Data records:

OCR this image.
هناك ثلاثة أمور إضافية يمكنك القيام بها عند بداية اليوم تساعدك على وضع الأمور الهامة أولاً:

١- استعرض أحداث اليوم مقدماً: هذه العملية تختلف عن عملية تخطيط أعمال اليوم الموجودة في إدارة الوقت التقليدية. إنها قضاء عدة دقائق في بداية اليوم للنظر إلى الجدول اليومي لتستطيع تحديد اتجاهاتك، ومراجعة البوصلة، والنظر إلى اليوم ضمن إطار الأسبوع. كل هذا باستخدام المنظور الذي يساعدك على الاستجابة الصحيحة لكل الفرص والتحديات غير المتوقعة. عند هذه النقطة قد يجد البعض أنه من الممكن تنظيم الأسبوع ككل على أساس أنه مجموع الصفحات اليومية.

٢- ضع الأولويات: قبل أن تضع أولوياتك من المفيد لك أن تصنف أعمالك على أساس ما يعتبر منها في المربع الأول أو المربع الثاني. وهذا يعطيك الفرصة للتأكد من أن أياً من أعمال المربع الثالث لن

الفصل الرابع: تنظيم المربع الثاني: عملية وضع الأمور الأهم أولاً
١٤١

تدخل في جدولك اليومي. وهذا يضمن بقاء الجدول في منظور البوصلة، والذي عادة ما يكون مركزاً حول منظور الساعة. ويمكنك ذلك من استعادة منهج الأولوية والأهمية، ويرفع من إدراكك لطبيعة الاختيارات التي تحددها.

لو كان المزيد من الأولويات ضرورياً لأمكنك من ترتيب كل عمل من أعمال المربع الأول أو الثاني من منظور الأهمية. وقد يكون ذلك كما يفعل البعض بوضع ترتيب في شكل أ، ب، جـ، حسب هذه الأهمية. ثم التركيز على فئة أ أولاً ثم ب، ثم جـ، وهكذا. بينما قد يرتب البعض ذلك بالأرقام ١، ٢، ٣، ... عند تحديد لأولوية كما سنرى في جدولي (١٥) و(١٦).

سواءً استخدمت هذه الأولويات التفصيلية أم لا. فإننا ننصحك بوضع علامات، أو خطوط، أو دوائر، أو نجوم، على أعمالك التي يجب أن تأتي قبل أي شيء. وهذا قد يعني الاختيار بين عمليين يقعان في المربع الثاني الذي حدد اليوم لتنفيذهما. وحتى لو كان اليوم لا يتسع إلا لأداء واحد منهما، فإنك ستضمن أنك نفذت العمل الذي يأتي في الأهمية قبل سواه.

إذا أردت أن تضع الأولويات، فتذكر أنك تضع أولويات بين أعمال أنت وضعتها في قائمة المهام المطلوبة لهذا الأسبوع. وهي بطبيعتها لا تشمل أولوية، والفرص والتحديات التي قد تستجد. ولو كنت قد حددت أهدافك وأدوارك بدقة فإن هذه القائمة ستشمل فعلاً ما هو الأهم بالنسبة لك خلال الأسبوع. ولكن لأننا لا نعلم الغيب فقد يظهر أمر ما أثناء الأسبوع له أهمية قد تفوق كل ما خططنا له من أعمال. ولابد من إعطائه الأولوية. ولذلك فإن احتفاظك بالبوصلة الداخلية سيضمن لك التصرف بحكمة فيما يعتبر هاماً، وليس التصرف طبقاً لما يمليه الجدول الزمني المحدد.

WHAT IS NEEDED:
Retype all of the data shown above, word for word.

RESULT:
OCR this image.
هناك ثلاثة أمور إضافية يمكنك القيام بها عند بداية اليوم تساعدك على وضع الأمور الهامة أولاً:

١- استعرض أحداث اليوم مقدماً: هذه العملية تختلف عن عملية تخطيط أعمال اليوم الموجودة في إدارة الوقت التقليدية. إنها قضاء عدة دقائق في بداية اليوم للنظر إلى الجدول اليومي لتستطيع تحديد اتجاهاتك، ومراجعة البوصلة، والنظر إلى اليوم ضمن إطار الأسبوع. كل هذا باستخدام المنظور الذي يساعدك على الاستجابة الصحيحة لكل الفرص والتحديات غير المتوقعة. عند هذه النقطة قد يجد البعض أنه من الممكن تنظيم الأسبوع ككل على أساس أنه مجموع الصفحات اليومية.

٢- ضع الأولويات: قبل أن تضع أولوياتك من المفيد لك أن تصنف أعمالك على أساس ما يعتبر منها في المربع الأول أو المربع الثاني. وهذا يعطيك الفرصة للتأكد من أن أياً من أعمال المربع الثالث لن

الفصل الرابع: تنظيم المربع الثاني: عملية وضع الأمور الأهم أولاً
١٤١

تدخل في جدولك اليومي. وهذا يضمن بقاء الجدول في منظور البوصلة، والذي عادة ما يكون مركزاً حول منظور الساعة. ويمكنك ذلك من استعادة منهج الأولوية والأهمية، ويرفع من إدراكك لطبيعة الاختيارات التي تحددها.

لو كان المزيد من الأولويات ضرورياً لأمكنك من ترتيب كل عمل من أعمال المربع الأول أو الثاني من منظور الأهمية. وقد يكون ذلك كما يفعل البعض بوضع ترتيب في شكل أ، ب، جـ، حسب هذه الأهمية. ثم التركيز على فئة أ أولاً ثم ب، ثم جـ، وهكذا. بينما قد يرتب البعض ذلك بالأرقام ١، ٢، ٣، ... عند تحديد لأولوية كما سنرى في جدولي (١٥) و(١٦).

سواءً استخدمت هذه الأولويات التفصيلية أم لا. فإننا ننصحك بوضع علامات، أو خطوط، أو دوائر، أو نجوم، على أعمالك التي يجب أن تأتي قبل أي شيء. وهذا قد يعني الاختيار بين عمليين يقعان في المربع الثاني الذي حدد اليوم لتنفيذهما. وحتى لو كان اليوم لا يتسع إلا لأداء واحد منهما، فإنك ستضمن أنك نفذت العمل الذي يأتي في الأهمية قبل سواه.

إذا أردت أن تضع الأولويات، فتذكر أنك تضع أولويات بين أعمال أنت وضعتها في قائمة المهام المطلوبة لهذا الأسبوع. وهي بطبيعتها لا تشمل أولوية، والفرص والتحديات التي قد تستجد. ولو كنت قد حددت أهدافك وأدوارك بدقة فإن هذه القائمة ستشمل فعلاً ما هو الأهم بالنسبة لك خلال الأسبوع. ولكن لأننا لا نعلم الغيب فقد يظهر أمر ما أثناء الأسبوع له أهمية قد تفوق كل ما خططنا له من أعمال. ولابد من إعطائه الأولوية. ولذلك فإن احتفاظك بالبوصلة الداخلية سيضمن لك التصرف بحكمة فيما يعتبر هاماً، وليس التصرف طبقاً لما يمليه الجدول الزمني المحدد.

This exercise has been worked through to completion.